::: Extracted information

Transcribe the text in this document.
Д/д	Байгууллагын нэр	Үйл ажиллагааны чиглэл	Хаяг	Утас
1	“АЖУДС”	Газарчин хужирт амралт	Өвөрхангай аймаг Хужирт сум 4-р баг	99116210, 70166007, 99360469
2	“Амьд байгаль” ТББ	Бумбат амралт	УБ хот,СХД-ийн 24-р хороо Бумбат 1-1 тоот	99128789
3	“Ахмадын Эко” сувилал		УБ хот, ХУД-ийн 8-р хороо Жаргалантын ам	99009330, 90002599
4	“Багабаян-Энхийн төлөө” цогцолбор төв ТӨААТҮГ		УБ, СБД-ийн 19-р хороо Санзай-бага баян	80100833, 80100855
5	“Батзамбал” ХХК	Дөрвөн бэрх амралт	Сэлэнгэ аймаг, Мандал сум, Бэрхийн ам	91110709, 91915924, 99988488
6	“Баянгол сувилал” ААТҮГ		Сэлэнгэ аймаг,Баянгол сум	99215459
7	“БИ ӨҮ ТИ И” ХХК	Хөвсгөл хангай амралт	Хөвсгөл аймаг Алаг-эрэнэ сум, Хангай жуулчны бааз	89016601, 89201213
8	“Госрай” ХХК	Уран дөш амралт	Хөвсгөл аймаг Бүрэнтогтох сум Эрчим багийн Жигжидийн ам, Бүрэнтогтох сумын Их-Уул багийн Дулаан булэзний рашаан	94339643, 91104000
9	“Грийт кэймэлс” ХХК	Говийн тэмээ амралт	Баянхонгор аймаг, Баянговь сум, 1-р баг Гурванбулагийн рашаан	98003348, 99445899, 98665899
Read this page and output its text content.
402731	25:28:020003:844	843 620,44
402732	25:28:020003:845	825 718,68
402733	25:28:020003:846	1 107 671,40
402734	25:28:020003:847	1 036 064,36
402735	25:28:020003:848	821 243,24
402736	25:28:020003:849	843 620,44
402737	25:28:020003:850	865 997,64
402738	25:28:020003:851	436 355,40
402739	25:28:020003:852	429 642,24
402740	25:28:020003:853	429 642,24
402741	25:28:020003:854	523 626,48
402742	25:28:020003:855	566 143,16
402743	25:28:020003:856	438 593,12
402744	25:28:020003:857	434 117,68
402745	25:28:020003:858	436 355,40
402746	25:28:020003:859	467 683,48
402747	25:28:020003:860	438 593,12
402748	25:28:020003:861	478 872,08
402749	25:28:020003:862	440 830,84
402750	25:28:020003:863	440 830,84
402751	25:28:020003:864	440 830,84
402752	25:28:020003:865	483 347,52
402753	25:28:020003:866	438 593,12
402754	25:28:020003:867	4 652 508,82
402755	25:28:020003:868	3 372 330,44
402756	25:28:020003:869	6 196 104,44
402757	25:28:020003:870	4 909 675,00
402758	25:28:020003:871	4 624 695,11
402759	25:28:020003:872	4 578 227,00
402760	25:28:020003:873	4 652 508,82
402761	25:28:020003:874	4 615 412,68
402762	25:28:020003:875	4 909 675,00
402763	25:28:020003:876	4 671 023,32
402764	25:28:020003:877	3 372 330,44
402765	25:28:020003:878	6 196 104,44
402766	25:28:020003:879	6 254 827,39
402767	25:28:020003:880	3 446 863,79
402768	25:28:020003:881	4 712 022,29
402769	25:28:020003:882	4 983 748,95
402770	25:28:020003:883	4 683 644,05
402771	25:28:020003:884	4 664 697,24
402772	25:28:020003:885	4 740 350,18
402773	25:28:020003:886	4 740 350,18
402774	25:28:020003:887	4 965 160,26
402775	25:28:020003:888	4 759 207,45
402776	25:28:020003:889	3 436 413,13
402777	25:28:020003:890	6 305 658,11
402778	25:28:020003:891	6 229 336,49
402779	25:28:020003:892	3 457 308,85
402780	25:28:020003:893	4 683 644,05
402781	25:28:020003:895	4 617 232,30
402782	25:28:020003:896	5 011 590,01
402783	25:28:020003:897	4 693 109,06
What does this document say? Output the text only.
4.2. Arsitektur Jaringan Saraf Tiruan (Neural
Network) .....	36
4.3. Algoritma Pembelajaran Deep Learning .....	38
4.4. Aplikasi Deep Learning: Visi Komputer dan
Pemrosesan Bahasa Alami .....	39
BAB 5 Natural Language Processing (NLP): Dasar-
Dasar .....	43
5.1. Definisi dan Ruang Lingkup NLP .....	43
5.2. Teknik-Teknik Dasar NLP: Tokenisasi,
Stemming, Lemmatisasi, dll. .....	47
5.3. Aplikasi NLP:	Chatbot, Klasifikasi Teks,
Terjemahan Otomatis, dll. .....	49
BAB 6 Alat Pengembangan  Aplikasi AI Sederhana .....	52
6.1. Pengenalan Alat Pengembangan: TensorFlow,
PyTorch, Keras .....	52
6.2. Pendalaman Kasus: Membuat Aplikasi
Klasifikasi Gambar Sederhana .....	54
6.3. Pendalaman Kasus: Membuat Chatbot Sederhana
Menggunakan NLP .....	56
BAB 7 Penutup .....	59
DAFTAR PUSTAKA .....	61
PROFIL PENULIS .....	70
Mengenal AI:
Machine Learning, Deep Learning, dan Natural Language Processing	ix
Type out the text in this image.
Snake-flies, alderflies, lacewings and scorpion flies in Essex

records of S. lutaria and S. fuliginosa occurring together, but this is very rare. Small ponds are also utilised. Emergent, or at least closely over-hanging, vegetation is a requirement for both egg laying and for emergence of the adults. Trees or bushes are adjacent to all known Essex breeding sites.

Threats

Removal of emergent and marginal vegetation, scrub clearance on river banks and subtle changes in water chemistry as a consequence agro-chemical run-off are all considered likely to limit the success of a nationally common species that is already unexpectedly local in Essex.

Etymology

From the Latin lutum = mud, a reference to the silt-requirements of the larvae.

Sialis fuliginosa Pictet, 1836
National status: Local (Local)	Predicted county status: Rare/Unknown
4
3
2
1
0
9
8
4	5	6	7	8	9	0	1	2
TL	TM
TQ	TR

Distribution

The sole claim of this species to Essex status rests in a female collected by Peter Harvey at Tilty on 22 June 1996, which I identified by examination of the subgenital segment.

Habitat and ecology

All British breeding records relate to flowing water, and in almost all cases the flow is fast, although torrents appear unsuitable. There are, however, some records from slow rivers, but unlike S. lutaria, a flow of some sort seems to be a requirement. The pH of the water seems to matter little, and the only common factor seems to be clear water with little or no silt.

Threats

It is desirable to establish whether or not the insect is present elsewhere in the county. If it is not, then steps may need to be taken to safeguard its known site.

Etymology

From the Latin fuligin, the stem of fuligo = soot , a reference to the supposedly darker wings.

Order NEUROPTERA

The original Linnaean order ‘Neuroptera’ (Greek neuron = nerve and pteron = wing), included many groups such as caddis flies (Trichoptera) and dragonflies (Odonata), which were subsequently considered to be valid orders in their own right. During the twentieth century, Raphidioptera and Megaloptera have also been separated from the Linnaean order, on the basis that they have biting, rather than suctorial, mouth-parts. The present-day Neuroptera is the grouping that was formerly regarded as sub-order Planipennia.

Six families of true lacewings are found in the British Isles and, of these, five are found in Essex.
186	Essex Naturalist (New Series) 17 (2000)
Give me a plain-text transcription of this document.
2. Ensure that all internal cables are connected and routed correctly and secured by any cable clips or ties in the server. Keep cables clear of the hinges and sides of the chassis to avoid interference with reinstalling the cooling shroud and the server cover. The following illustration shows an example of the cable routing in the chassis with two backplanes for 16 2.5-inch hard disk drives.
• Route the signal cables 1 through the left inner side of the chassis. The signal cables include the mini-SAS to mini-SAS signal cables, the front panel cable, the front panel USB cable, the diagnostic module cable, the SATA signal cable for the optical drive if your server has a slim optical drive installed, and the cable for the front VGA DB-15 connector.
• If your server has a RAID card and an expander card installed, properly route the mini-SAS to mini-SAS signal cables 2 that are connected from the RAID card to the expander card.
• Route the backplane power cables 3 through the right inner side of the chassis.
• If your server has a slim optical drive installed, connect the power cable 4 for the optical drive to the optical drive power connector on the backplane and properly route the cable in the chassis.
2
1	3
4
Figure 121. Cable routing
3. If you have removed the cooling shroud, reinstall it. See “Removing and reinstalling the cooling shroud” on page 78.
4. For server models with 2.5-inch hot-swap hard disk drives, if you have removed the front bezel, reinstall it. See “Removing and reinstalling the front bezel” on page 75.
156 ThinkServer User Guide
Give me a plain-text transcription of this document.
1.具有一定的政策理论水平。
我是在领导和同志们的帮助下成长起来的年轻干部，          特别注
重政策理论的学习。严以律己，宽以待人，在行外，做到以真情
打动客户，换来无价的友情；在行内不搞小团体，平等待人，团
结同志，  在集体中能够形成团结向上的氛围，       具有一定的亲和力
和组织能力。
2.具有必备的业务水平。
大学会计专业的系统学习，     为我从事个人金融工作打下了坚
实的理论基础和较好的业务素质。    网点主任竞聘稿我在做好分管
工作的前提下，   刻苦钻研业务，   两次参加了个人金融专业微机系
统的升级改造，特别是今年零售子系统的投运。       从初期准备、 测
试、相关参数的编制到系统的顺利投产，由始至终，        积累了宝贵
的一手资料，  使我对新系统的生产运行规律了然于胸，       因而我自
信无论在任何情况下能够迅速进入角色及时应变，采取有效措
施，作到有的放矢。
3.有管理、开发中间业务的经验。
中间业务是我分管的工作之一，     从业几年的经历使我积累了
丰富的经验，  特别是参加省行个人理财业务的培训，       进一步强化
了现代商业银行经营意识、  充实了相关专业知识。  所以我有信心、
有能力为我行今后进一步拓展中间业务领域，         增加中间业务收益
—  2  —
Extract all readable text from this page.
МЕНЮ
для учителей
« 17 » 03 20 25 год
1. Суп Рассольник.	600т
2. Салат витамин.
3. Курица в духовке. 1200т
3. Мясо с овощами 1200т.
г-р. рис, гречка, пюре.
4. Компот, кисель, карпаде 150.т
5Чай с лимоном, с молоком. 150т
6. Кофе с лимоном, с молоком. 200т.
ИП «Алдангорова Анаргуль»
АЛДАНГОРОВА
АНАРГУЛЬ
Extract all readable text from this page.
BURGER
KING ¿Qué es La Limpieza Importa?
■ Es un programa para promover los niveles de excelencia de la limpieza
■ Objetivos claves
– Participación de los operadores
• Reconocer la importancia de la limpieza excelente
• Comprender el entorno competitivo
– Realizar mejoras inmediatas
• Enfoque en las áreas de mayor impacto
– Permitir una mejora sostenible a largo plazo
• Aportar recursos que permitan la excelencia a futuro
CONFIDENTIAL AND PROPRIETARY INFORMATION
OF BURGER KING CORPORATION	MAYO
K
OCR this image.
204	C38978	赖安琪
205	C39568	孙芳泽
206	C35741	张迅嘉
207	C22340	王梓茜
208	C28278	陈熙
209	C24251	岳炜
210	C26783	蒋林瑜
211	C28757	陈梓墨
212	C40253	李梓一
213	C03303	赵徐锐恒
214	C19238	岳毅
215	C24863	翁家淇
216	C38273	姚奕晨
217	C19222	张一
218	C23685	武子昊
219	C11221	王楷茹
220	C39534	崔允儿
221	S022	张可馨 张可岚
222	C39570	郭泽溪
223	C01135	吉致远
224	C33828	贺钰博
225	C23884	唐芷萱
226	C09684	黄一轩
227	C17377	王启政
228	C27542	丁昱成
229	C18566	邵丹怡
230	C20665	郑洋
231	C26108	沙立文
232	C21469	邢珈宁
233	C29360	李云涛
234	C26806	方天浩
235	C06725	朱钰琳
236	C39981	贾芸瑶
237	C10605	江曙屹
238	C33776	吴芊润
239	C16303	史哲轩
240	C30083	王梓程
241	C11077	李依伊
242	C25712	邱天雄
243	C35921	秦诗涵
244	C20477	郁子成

::::::

**Aim**.
Return all lines of the material above in which the word "Deep" occurs.

**The output**.
4.3. Algoritma Pembelajaran Deep Learning .....	38
4.4. Aplikasi Deep Learning: Visi Komputer dan
Machine Learning, Deep Learning, dan Natural Language Processing	ix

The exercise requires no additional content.